● What to produce: Which lines below hold the word "English"? Report each one.

━━━ Records for the task ━━━

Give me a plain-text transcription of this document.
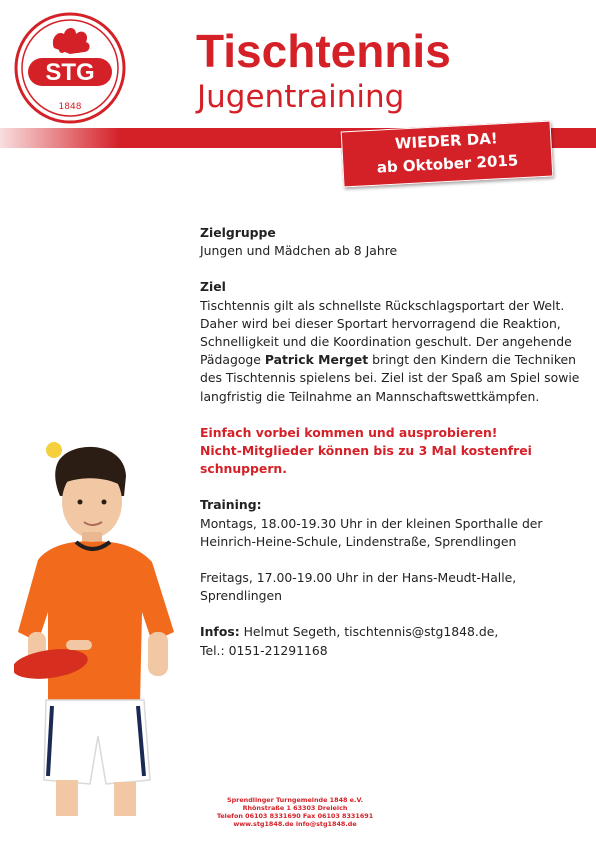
STG
1848
Tischtennis
Jugentraining
WIEDER DA!
ab Oktober 2015

Zielgruppe

Jungen und Mädchen ab 8 Jahre

Ziel

Tischtennis gilt als schnellste Rückschlagsportart der Welt. Daher wird bei dieser Sportart hervorragend die Reaktion, Schnelligkeit und die Koordination geschult. Der angehende Pädagoge Patrick Merget bringt den Kindern die Techniken des Tischtennis spielens bei. Ziel ist der Spaß am Spiel sowie langfristig die Teilnahme an Mannschaftswettkämpfen.

Einfach vorbei kommen und ausprobieren!

Nicht-Mitglieder können bis zu 3 Mal kostenfrei schnuppern.

Training:

Montags, 18.00-19.30 Uhr in der kleinen Sporthalle der Heinrich-Heine-Schule, Lindenstraße, Sprendlingen

Freitags, 17.00-19.00 Uhr in der Hans-Meudt-Halle, Sprendlingen

Infos: Helmut Segeth, tischtennis@stg1848.de,

Tel.: 0151-21291168

Sprendlinger Turngemeinde 1848 e.V.

Rhönstraße 1 63303 Dreieich

Telefon 06103 8331690 Fax 06103 8331691

www.stg1848.de info@stg1848.de
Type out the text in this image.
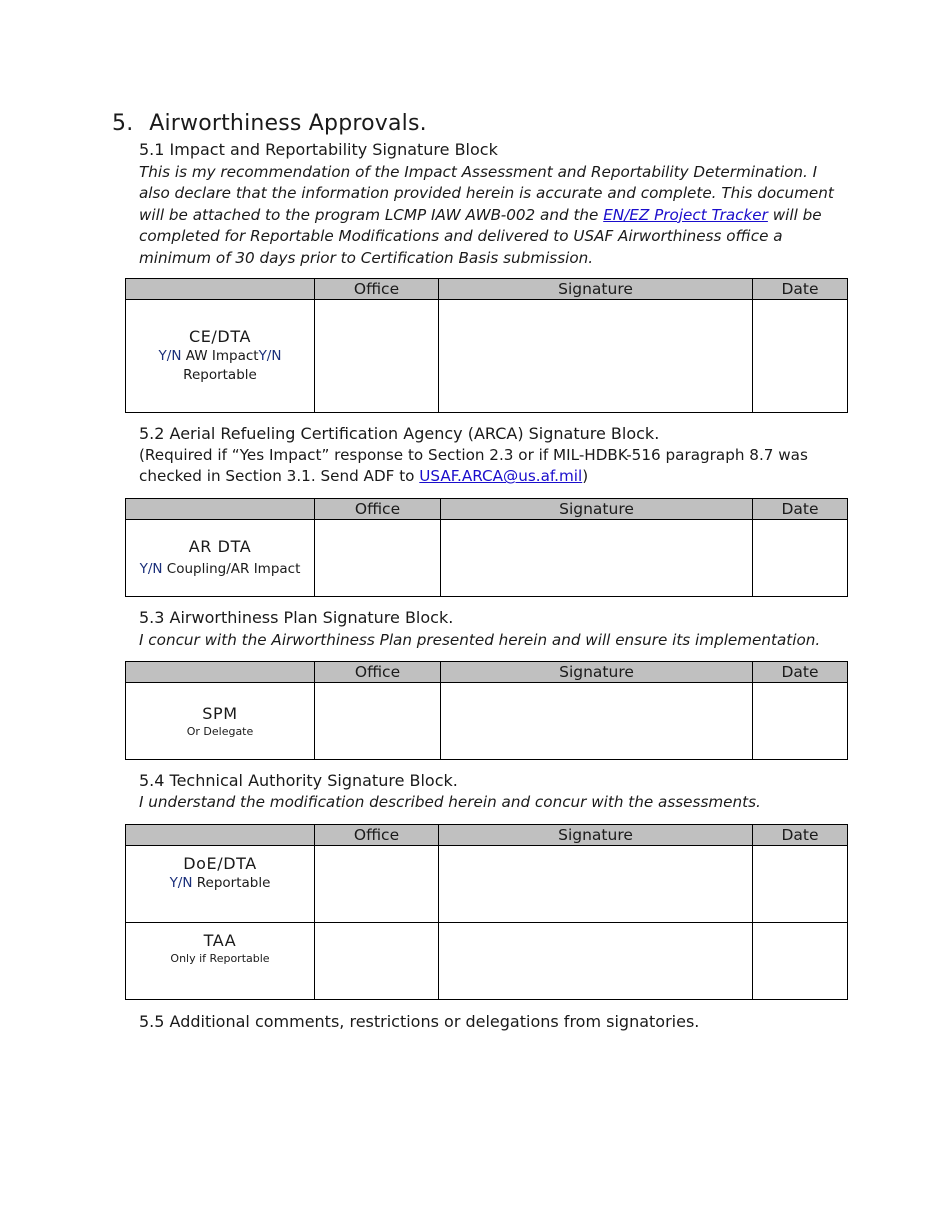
5. Airworthiness Approvals.
5.1 Impact and Reportability Signature Block
This is my recommendation of the Impact Assessment and Reportability Determination. I
also declare that the information provided herein is accurate and complete. This document
will be attached to the program LCMP IAW AWB-002 and the EN/EZ Project Tracker will be
completed for Reportable Modifications and delivered to USAF Airworthiness office a
minimum of 30 days prior to Certification Basis submission.
	Office	Signature	Date

CE/DTA
Y/N AW ImpactY/N
Reportable			

5.2 Aerial Refueling Certification Agency (ARCA) Signature Block.
(Required if “Yes Impact” response to Section 2.3 or if MIL-HDBK-516 paragraph 8.7 was
checked in Section 3.1. Send ADF to USAF.ARCA@us.af.mil)
	Office	Signature	Date

AR DTA
Y/N Coupling/AR Impact			

5.3 Airworthiness Plan Signature Block.
I concur with the Airworthiness Plan presented herein and will ensure its implementation.
	Office	Signature	Date

SPM
Or Delegate			

5.4 Technical Authority Signature Block.
I understand the modification described herein and concur with the assessments.
	Office	Signature	Date

DoE/DTA
Y/N Reportable			

TAA
Only if Reportable			

5.5 Additional comments, restrictions or delegations from signatories.
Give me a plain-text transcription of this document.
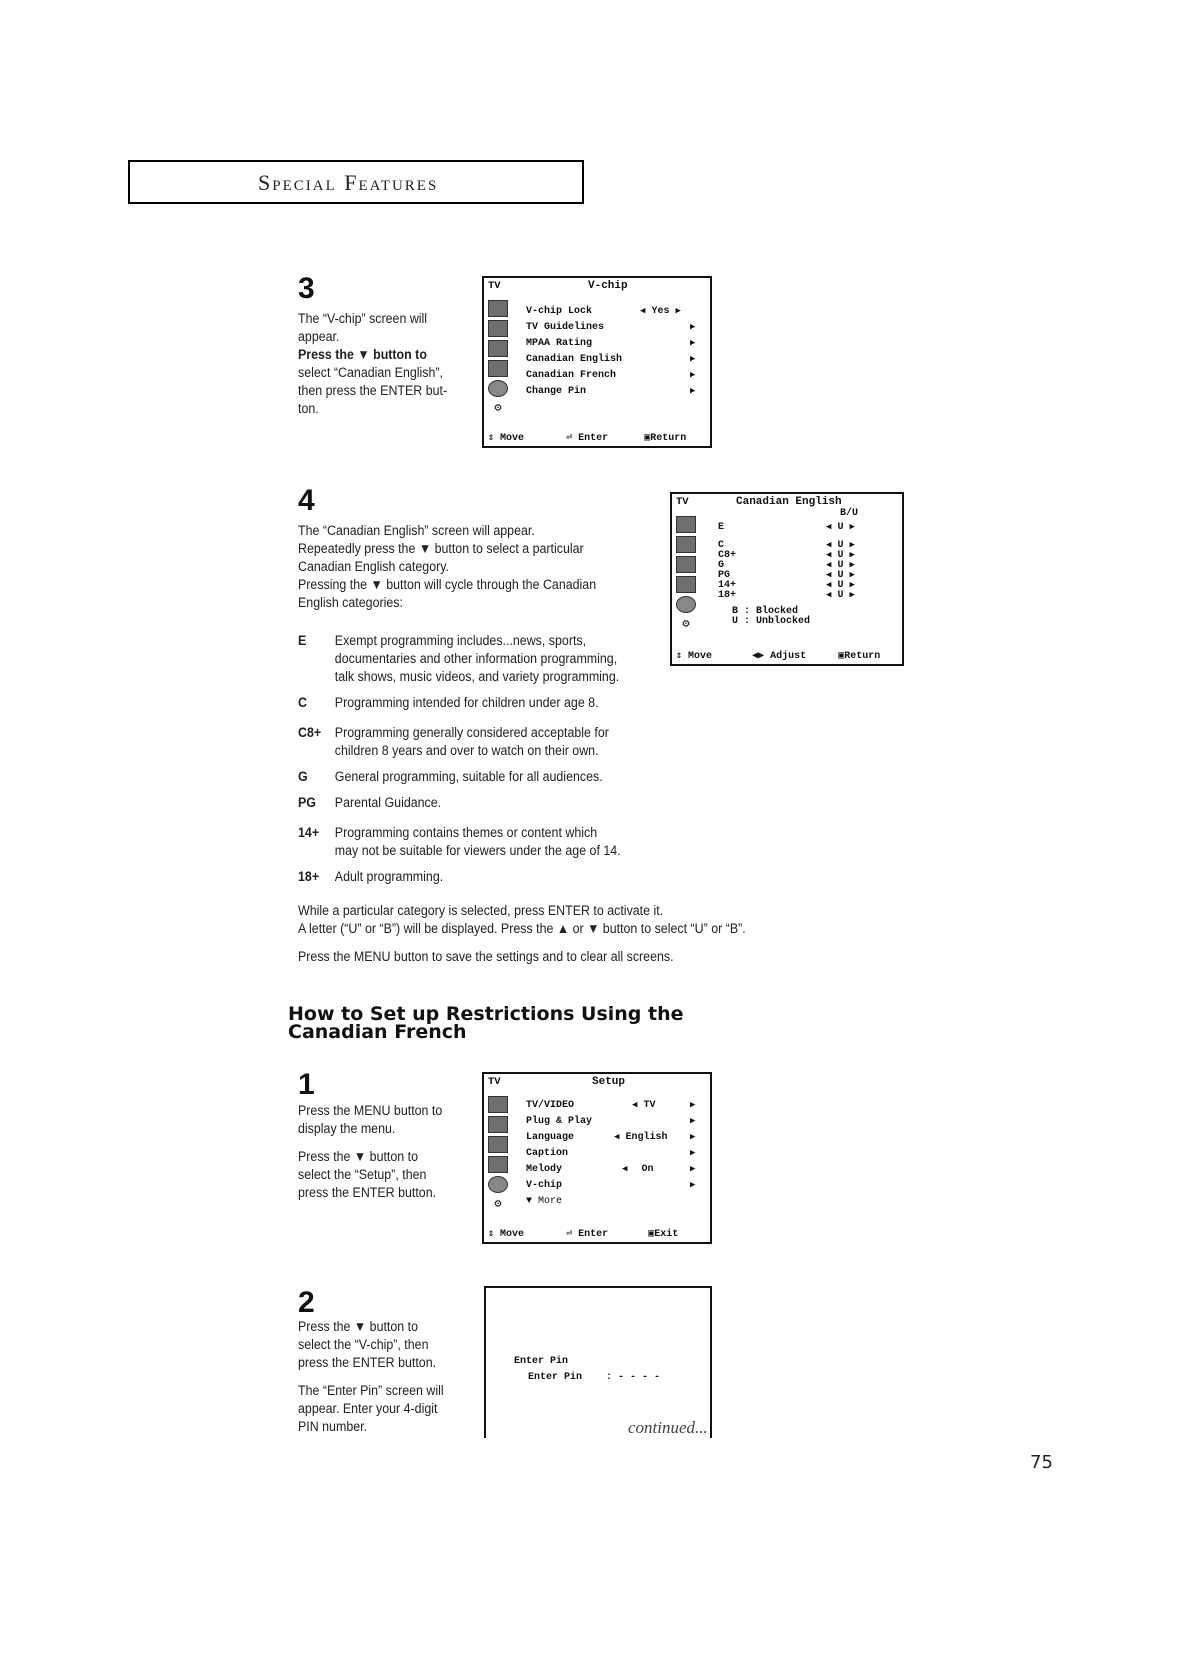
Special Features
3
The “V-chip” screen will
appear.
Press the ▼ button to
select “Canadian English”,
then press the ENTER but-
ton.
TV	V-chip
⚙
V-chip Lock
◀	Yes ▶
TV Guidelines
MPAA Rating
Canadian English
Canadian French
Change Pin
▶
▶
▶
▶
▶
⇕ Move	⏎ Enter	▣Return
4
The “Canadian English” screen will appear.
Repeatedly press the ▼ button to select a particular
Canadian English category.
Pressing the ▼ button will cycle through the Canadian
English categories:
E Exempt programming includes...news, sports,
documentaries and other information programming,
talk shows, music videos, and variety programming.
C Programming intended for children under age 8.
C8+ Programming generally considered acceptable for
children 8 years and over to watch on their own.
G General programming, suitable for all audiences.
PG Parental Guidance.
14+ Programming contains themes or content which
may not be suitable for viewers under the age of 14.
18+ Adult programming.
While a particular category is selected, press ENTER to activate it.
A letter (“U” or “B”) will be displayed. Press the ▲ or ▼ button to select “U” or “B”.
Press the MENU button to save the settings and to clear all screens.
TV	Canadian English
B/U
⚙
E
C
C8+
G
PG
14+
18+
◀ U ▶
◀ U ▶
◀ U ▶
◀ U ▶
◀ U ▶
◀ U ▶
◀ U ▶
B : Blocked
U : Unblocked
⇕ Move	◀▶ Adjust	▣Return
How to Set up Restrictions Using the
Canadian French
1
Press the MENU button to
display the menu.
Press the ▼ button to
select the “Setup”, then
press the ENTER button.
TV	Setup
⚙
TV/VIDEO
Plug & Play
Language
Caption
Melody
V-chip
▼ More
◀ TV
◀ English
◀ On
▶
▶
▶
▶
▶
▶
⇕ Move	⏎ Enter	▣Exit
2
Press the ▼ button to
select the “V-chip”, then
press the ENTER button.
The “Enter Pin” screen will
appear. Enter your 4-digit
PIN number.
Enter Pin
Enter Pin : - - - -
continued...
75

━━━

● Answer in full:
select “Canadian English”,
Canadian English
The “Canadian English” screen will appear.
Canadian English category.
English categories:
TV	Canadian English
◀ English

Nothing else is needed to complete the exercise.